[Box annotation data]
━━━━━━━━━━━━━━━━
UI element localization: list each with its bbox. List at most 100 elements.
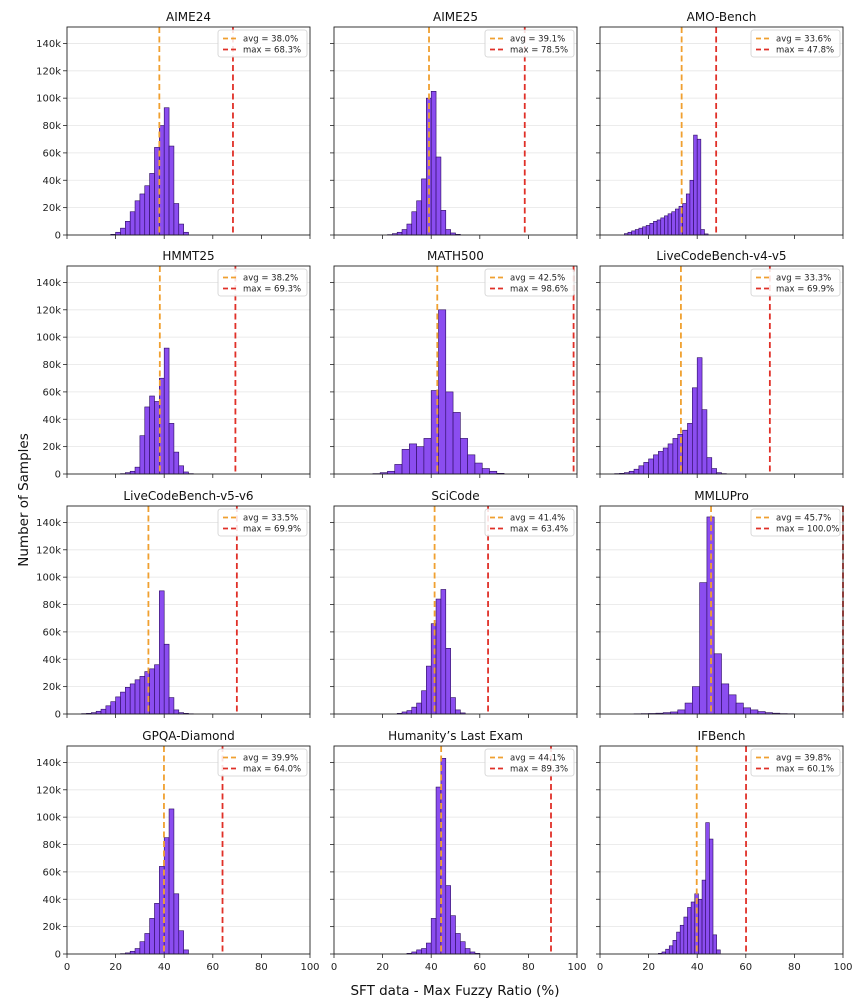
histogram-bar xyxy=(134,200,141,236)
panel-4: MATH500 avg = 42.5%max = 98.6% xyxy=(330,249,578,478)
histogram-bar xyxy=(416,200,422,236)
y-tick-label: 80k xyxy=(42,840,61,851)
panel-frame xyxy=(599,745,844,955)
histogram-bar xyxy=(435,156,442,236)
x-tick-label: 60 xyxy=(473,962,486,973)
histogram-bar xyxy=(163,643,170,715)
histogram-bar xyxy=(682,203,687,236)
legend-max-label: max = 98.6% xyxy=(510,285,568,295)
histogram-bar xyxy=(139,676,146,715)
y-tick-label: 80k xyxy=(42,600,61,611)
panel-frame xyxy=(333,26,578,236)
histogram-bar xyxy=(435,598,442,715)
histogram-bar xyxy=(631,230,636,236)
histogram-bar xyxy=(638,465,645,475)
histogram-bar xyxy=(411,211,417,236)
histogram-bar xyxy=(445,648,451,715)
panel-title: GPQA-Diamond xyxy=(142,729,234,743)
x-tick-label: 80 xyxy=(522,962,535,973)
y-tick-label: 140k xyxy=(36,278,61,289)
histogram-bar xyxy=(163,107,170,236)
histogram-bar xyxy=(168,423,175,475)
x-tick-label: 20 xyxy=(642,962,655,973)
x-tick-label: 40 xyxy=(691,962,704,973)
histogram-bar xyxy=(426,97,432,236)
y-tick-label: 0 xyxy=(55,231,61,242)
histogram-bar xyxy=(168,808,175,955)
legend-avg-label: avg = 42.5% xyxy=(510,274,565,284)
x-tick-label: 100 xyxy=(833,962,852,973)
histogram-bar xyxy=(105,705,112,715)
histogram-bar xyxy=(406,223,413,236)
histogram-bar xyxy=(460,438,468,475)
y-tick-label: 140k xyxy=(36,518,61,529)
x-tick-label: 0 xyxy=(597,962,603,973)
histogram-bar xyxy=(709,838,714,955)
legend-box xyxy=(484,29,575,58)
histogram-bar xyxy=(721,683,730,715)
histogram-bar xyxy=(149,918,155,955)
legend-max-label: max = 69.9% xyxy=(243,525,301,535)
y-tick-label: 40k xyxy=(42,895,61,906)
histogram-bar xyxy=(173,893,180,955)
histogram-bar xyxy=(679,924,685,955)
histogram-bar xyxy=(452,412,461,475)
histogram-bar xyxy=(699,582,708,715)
━━━━━━━━━━━━━━━━
#### [Work to complete]
Rewrite the items above with "panel-frame" swapped for "plot-area" everywhere and every other line left the same. Leave the pictures out of your answer.

#### [Result]
UI element localization: list each with its bbox. List at most 100 elements.
histogram-bar xyxy=(134,200,141,236)
panel-4: MATH500 avg = 42.5%max = 98.6% xyxy=(330,249,578,478)
histogram-bar xyxy=(416,200,422,236)
y-tick-label: 80k xyxy=(42,840,61,851)
plot-area xyxy=(599,745,844,955)
histogram-bar xyxy=(435,156,442,236)
x-tick-label: 60 xyxy=(473,962,486,973)
histogram-bar xyxy=(163,643,170,715)
histogram-bar xyxy=(682,203,687,236)
legend-max-label: max = 98.6% xyxy=(510,285,568,295)
histogram-bar xyxy=(139,676,146,715)
y-tick-label: 80k xyxy=(42,600,61,611)
plot-area xyxy=(333,26,578,236)
histogram-bar xyxy=(435,598,442,715)
histogram-bar xyxy=(631,230,636,236)
histogram-bar xyxy=(638,465,645,475)
histogram-bar xyxy=(411,211,417,236)
histogram-bar xyxy=(445,648,451,715)
panel-title: GPQA-Diamond xyxy=(142,729,234,743)
x-tick-label: 80 xyxy=(522,962,535,973)
y-tick-label: 140k xyxy=(36,278,61,289)
histogram-bar xyxy=(163,107,170,236)
histogram-bar xyxy=(168,423,175,475)
x-tick-label: 20 xyxy=(642,962,655,973)
x-tick-label: 40 xyxy=(691,962,704,973)
histogram-bar xyxy=(426,97,432,236)
y-tick-label: 0 xyxy=(55,231,61,242)
histogram-bar xyxy=(168,808,175,955)
legend-avg-label: avg = 42.5% xyxy=(510,274,565,284)
x-tick-label: 100 xyxy=(833,962,852,973)
histogram-bar xyxy=(105,705,112,715)
histogram-bar xyxy=(406,223,413,236)
histogram-bar xyxy=(460,438,468,475)
y-tick-label: 140k xyxy=(36,518,61,529)
x-tick-label: 0 xyxy=(597,962,603,973)
histogram-bar xyxy=(709,838,714,955)
legend-box xyxy=(484,29,575,58)
histogram-bar xyxy=(721,683,730,715)
histogram-bar xyxy=(149,918,155,955)
legend-max-label: max = 69.9% xyxy=(243,525,301,535)
y-tick-label: 40k xyxy=(42,895,61,906)
histogram-bar xyxy=(173,893,180,955)
histogram-bar xyxy=(679,924,685,955)
histogram-bar xyxy=(452,412,461,475)
histogram-bar xyxy=(699,582,708,715)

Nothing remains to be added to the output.